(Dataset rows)
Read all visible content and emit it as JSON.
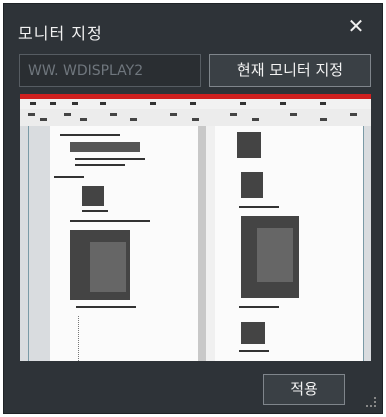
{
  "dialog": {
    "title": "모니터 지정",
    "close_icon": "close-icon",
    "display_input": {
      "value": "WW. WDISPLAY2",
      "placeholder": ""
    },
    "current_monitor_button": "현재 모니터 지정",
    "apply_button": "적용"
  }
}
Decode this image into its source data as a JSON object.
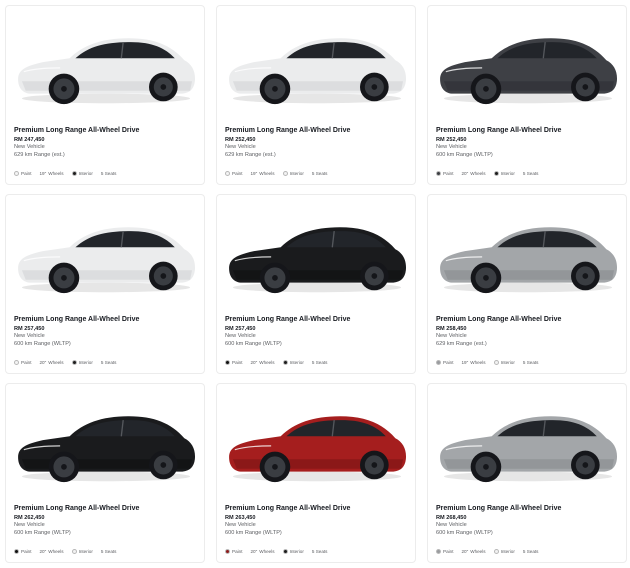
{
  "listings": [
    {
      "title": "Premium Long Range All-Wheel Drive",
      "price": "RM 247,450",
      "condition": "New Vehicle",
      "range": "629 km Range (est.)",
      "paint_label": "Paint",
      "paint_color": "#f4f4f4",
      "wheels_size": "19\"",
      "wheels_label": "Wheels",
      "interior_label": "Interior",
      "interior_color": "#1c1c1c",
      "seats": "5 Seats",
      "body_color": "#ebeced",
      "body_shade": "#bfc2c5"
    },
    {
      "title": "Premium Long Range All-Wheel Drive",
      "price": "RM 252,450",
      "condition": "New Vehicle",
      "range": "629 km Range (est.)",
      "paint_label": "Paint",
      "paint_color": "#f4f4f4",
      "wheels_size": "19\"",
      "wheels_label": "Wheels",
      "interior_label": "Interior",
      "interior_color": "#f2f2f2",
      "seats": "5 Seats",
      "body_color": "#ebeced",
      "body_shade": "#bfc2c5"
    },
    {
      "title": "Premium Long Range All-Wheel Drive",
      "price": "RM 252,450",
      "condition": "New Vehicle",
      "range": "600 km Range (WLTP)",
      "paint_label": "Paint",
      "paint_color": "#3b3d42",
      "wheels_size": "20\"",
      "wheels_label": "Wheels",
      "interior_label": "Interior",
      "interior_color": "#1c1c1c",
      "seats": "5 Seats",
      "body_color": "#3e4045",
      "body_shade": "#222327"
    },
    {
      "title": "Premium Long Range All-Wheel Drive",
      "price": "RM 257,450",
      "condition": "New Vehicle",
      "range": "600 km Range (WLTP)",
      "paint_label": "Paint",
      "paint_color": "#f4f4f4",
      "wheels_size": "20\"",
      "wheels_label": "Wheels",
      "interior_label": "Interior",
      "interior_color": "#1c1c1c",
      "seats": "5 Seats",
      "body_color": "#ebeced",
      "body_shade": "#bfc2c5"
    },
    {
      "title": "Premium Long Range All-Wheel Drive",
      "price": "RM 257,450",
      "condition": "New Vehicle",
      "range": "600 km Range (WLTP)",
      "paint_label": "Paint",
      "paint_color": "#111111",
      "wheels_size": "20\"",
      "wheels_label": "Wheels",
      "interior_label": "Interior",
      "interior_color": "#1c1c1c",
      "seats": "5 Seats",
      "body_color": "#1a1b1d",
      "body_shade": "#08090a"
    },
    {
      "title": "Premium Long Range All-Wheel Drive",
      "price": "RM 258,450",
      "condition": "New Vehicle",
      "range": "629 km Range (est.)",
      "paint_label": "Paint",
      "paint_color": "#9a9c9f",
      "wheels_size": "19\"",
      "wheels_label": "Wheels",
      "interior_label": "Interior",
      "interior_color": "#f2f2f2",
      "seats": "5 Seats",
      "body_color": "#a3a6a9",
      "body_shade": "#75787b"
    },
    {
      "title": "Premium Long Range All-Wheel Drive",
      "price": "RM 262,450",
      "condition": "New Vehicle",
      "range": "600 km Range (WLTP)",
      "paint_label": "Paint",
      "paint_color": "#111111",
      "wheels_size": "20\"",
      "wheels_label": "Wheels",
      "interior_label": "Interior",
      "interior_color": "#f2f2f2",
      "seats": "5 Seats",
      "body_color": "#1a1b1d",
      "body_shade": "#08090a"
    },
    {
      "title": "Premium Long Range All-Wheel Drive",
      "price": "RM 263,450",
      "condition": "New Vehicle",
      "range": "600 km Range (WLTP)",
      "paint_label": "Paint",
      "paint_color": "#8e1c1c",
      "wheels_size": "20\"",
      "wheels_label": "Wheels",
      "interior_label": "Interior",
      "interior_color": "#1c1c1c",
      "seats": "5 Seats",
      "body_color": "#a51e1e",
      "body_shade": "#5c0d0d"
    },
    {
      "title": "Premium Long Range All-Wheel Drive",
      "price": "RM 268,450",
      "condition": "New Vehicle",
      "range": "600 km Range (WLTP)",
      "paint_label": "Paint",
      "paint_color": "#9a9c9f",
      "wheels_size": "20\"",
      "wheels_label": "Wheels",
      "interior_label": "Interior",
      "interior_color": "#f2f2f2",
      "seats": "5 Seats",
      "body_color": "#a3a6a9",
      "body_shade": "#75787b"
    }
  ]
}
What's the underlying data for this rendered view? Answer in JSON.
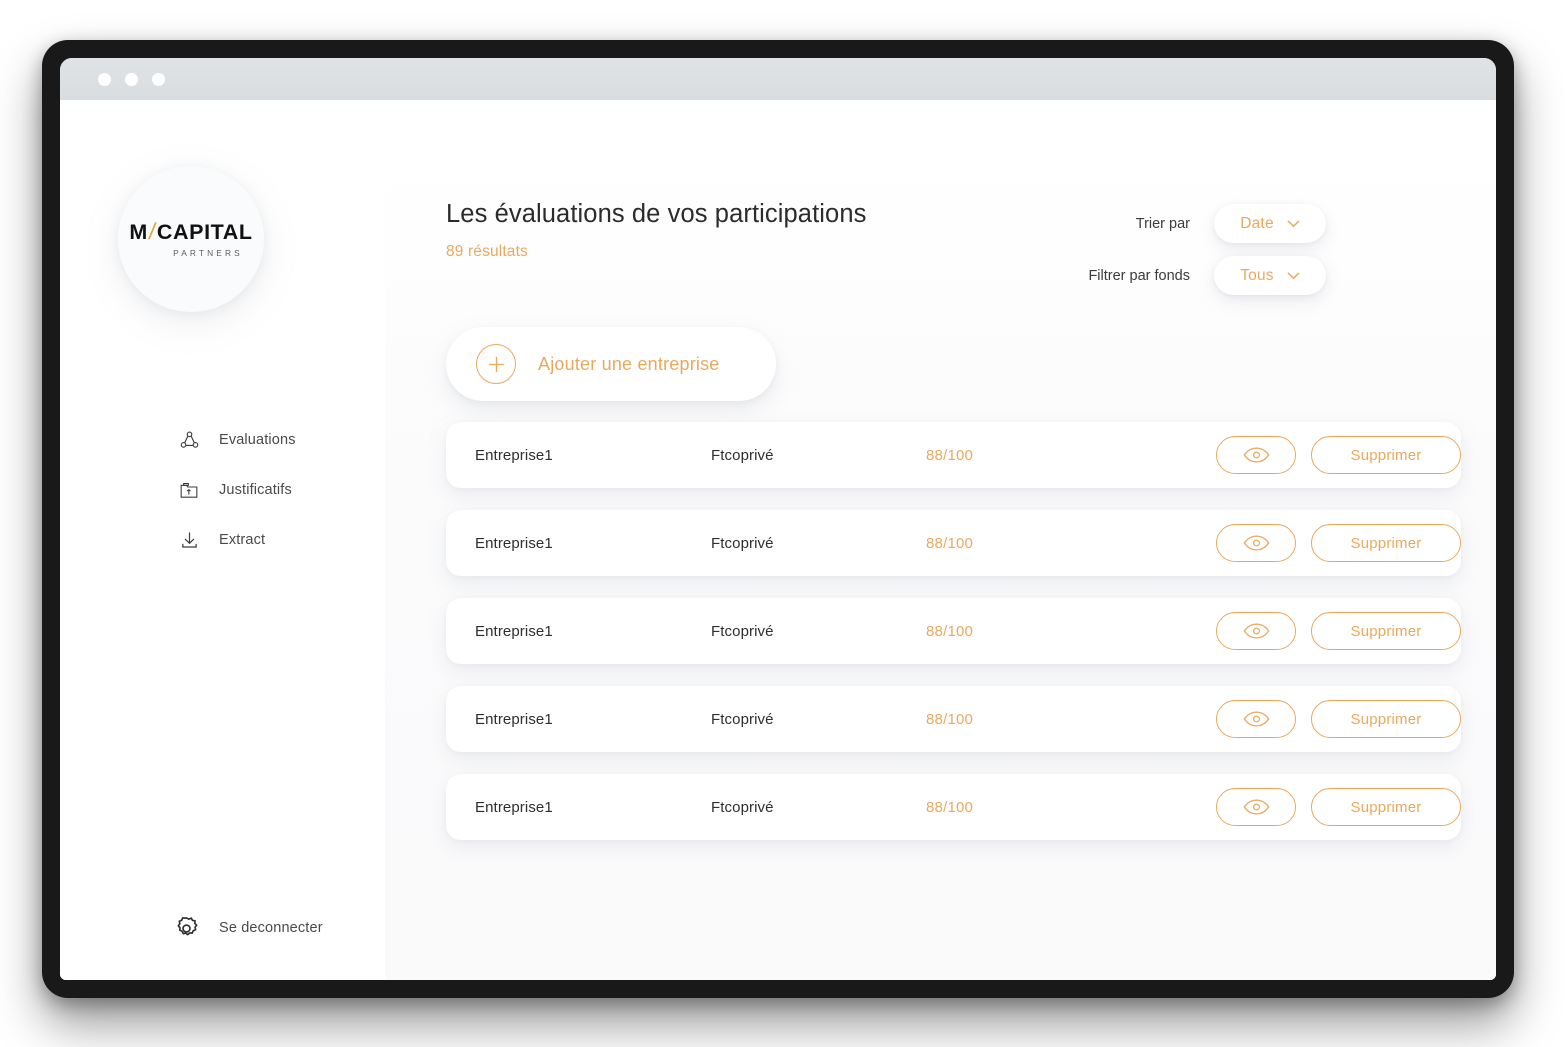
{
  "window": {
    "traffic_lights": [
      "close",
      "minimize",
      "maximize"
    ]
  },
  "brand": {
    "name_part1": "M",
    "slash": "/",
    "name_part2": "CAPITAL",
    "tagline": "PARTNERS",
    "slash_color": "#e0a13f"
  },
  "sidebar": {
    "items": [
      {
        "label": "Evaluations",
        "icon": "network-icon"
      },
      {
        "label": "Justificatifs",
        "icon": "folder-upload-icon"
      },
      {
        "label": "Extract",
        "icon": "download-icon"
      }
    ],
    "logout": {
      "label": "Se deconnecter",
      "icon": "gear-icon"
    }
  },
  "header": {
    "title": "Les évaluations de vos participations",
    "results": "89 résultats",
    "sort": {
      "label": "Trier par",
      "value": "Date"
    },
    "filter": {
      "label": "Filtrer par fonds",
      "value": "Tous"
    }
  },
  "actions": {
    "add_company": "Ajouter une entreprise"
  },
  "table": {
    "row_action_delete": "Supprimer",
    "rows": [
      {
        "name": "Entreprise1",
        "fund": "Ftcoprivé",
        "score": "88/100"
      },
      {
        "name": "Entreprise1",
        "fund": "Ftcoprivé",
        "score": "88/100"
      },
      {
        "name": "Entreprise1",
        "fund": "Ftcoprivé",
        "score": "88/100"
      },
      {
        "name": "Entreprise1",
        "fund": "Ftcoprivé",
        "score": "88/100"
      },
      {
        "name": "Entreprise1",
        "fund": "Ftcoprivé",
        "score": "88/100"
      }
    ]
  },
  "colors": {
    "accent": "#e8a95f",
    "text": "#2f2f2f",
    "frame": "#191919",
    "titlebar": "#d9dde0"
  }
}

= Stated task =
Copy out all the data without changing anything, and drop the pictures.

= Final result =
Read all visible content and emit it as JSON.
{
  "dialog": {
    "title": "모니터 지정",
    "close_icon": "close-icon",
    "display_input": {
      "value": "WW. WDISPLAY2",
      "placeholder": ""
    },
    "current_monitor_button": "현재 모니터 지정",
    "apply_button": "적용"
  }
}
Decode this image into its source data as a JSON object.
{
  "listings": [
    {
      "title": "Premium Long Range All-Wheel Drive",
      "price": "RM 247,450",
      "condition": "New Vehicle",
      "range": "629 km Range (est.)",
      "paint_label": "Paint",
      "paint_color": "#f4f4f4",
      "wheels_size": "19\"",
      "wheels_label": "Wheels",
      "interior_label": "Interior",
      "interior_color": "#1c1c1c",
      "seats": "5 Seats",
      "body_color": "#ebeced",
      "body_shade": "#bfc2c5"
    },
    {
      "title": "Premium Long Range All-Wheel Drive",
      "price": "RM 252,450",
      "condition": "New Vehicle",
      "range": "629 km Range (est.)",
      "paint_label": "Paint",
      "paint_color": "#f4f4f4",
      "wheels_size": "19\"",
      "wheels_label": "Wheels",
      "interior_label": "Interior",
      "interior_color": "#f2f2f2",
      "seats": "5 Seats",
      "body_color": "#ebeced",
      "body_shade": "#bfc2c5"
    },
    {
      "title": "Premium Long Range All-Wheel Drive",
      "price": "RM 252,450",
      "condition": "New Vehicle",
      "range": "600 km Range (WLTP)",
      "paint_label": "Paint",
      "paint_color": "#3b3d42",
      "wheels_size": "20\"",
      "wheels_label": "Wheels",
      "interior_label": "Interior",
      "interior_color": "#1c1c1c",
      "seats": "5 Seats",
      "body_color": "#3e4045",
      "body_shade": "#222327"
    },
    {
      "title": "Premium Long Range All-Wheel Drive",
      "price": "RM 257,450",
      "condition": "New Vehicle",
      "range": "600 km Range (WLTP)",
      "paint_label": "Paint",
      "paint_color": "#f4f4f4",
      "wheels_size": "20\"",
      "wheels_label": "Wheels",
      "interior_label": "Interior",
      "interior_color": "#1c1c1c",
      "seats": "5 Seats",
      "body_color": "#ebeced",
      "body_shade": "#bfc2c5"
    },
    {
      "title": "Premium Long Range All-Wheel Drive",
      "price": "RM 257,450",
      "condition": "New Vehicle",
      "range": "600 km Range (WLTP)",
      "paint_label": "Paint",
      "paint_color": "#111111",
      "wheels_size": "20\"",
      "wheels_label": "Wheels",
      "interior_label": "Interior",
      "interior_color": "#1c1c1c",
      "seats": "5 Seats",
      "body_color": "#1a1b1d",
      "body_shade": "#08090a"
    },
    {
      "title": "Premium Long Range All-Wheel Drive",
      "price": "RM 258,450",
      "condition": "New Vehicle",
      "range": "629 km Range (est.)",
      "paint_label": "Paint",
      "paint_color": "#9a9c9f",
      "wheels_size": "19\"",
      "wheels_label": "Wheels",
      "interior_label": "Interior",
      "interior_color": "#f2f2f2",
      "seats": "5 Seats",
      "body_color": "#a3a6a9",
      "body_shade": "#75787b"
    },
    {
      "title": "Premium Long Range All-Wheel Drive",
      "price": "RM 262,450",
      "condition": "New Vehicle",
      "range": "600 km Range (WLTP)",
      "paint_label": "Paint",
      "paint_color": "#111111",
      "wheels_size": "20\"",
      "wheels_label": "Wheels",
      "interior_label": "Interior",
      "interior_color": "#f2f2f2",
      "seats": "5 Seats",
      "body_color": "#1a1b1d",
      "body_shade": "#08090a"
    },
    {
      "title": "Premium Long Range All-Wheel Drive",
      "price": "RM 263,450",
      "condition": "New Vehicle",
      "range": "600 km Range (WLTP)",
      "paint_label": "Paint",
      "paint_color": "#8e1c1c",
      "wheels_size": "20\"",
      "wheels_label": "Wheels",
      "interior_label": "Interior",
      "interior_color": "#1c1c1c",
      "seats": "5 Seats",
      "body_color": "#a51e1e",
      "body_shade": "#5c0d0d"
    },
    {
      "title": "Premium Long Range All-Wheel Drive",
      "price": "RM 268,450",
      "condition": "New Vehicle",
      "range": "600 km Range (WLTP)",
      "paint_label": "Paint",
      "paint_color": "#9a9c9f",
      "wheels_size": "20\"",
      "wheels_label": "Wheels",
      "interior_label": "Interior",
      "interior_color": "#f2f2f2",
      "seats": "5 Seats",
      "body_color": "#a3a6a9",
      "body_shade": "#75787b"
    }
  ]
}
What's the underlying data for this rendered view? Answer in JSON.
{
  "window": {
    "traffic_lights": [
      "close",
      "minimize",
      "maximize"
    ]
  },
  "brand": {
    "name_part1": "M",
    "slash": "/",
    "name_part2": "CAPITAL",
    "tagline": "PARTNERS",
    "slash_color": "#e0a13f"
  },
  "sidebar": {
    "items": [
      {
        "label": "Evaluations",
        "icon": "network-icon"
      },
      {
        "label": "Justificatifs",
        "icon": "folder-upload-icon"
      },
      {
        "label": "Extract",
        "icon": "download-icon"
      }
    ],
    "logout": {
      "label": "Se deconnecter",
      "icon": "gear-icon"
    }
  },
  "header": {
    "title": "Les évaluations de vos participations",
    "results": "89 résultats",
    "sort": {
      "label": "Trier par",
      "value": "Date"
    },
    "filter": {
      "label": "Filtrer par fonds",
      "value": "Tous"
    }
  },
  "actions": {
    "add_company": "Ajouter une entreprise"
  },
  "table": {
    "row_action_delete": "Supprimer",
    "rows": [
      {
        "name": "Entreprise1",
        "fund": "Ftcoprivé",
        "score": "88/100"
      },
      {
        "name": "Entreprise1",
        "fund": "Ftcoprivé",
        "score": "88/100"
      },
      {
        "name": "Entreprise1",
        "fund": "Ftcoprivé",
        "score": "88/100"
      },
      {
        "name": "Entreprise1",
        "fund": "Ftcoprivé",
        "score": "88/100"
      },
      {
        "name": "Entreprise1",
        "fund": "Ftcoprivé",
        "score": "88/100"
      }
    ]
  },
  "colors": {
    "accent": "#e8a95f",
    "text": "#2f2f2f",
    "frame": "#191919",
    "titlebar": "#d9dde0"
  }
}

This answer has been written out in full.